■ Material supplied:
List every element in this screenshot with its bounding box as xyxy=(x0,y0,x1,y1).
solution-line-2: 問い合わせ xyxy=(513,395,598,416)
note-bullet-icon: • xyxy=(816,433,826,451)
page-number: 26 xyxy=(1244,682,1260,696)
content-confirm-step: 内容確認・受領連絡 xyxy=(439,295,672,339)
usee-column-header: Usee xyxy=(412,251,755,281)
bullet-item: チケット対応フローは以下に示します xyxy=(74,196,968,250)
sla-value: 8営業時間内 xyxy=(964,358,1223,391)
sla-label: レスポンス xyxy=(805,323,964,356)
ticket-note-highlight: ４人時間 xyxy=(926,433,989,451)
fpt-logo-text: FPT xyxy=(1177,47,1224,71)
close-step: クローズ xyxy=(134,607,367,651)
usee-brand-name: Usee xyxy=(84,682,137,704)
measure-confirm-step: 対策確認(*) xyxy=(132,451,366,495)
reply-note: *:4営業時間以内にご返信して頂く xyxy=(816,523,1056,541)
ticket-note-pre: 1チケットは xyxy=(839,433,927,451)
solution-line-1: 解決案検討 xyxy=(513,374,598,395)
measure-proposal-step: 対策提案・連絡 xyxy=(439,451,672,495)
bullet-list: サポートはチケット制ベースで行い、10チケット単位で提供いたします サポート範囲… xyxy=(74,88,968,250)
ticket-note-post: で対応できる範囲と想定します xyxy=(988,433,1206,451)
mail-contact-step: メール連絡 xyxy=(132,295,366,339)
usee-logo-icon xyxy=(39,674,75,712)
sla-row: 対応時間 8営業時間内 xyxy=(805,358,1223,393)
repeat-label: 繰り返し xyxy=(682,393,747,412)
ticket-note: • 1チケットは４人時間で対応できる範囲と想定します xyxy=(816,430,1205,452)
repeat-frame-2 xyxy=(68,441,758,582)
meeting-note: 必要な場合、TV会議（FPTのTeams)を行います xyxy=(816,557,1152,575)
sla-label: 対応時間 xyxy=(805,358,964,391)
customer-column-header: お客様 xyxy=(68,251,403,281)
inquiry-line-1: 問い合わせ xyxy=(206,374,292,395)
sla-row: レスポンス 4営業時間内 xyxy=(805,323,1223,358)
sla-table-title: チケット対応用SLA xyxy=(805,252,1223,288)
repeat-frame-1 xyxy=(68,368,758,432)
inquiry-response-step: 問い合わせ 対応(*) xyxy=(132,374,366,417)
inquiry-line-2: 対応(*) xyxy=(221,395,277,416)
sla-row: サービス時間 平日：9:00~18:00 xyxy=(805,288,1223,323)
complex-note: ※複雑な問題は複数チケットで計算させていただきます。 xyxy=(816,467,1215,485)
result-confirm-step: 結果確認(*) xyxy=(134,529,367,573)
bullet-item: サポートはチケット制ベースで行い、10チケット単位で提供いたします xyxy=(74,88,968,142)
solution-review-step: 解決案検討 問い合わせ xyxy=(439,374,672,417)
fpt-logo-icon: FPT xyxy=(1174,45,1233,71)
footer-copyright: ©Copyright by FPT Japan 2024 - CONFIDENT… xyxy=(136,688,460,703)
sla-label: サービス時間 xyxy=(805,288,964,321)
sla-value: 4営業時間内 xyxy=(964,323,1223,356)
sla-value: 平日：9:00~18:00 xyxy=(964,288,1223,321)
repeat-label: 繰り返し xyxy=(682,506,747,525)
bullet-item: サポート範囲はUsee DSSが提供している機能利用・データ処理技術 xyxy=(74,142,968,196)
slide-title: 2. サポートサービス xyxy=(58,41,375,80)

■ Set task: Turn the data, from its first line through the line containing "ticket-note-highlight: ４人時間 xyxy=(926,433,989,451)", into a numbered list, leaving out any blank lines.

■ Completed task:
1. List every element in this screenshot with its bounding box as xyxy=(x0,y0,x1,y1).
2. solution-line-2: 問い合わせ xyxy=(513,395,598,416)
3. note-bullet-icon: • xyxy=(816,433,826,451)
4. page-number: 26 xyxy=(1244,682,1260,696)
5. content-confirm-step: 内容確認・受領連絡 xyxy=(439,295,672,339)
6. usee-column-header: Usee xyxy=(412,251,755,281)
7. bullet-item: チケット対応フローは以下に示します xyxy=(74,196,968,250)
8. sla-value: 8営業時間内 xyxy=(964,358,1223,391)
9. sla-label: レスポンス xyxy=(805,323,964,356)
10. ticket-note-highlight: ４人時間 xyxy=(926,433,989,451)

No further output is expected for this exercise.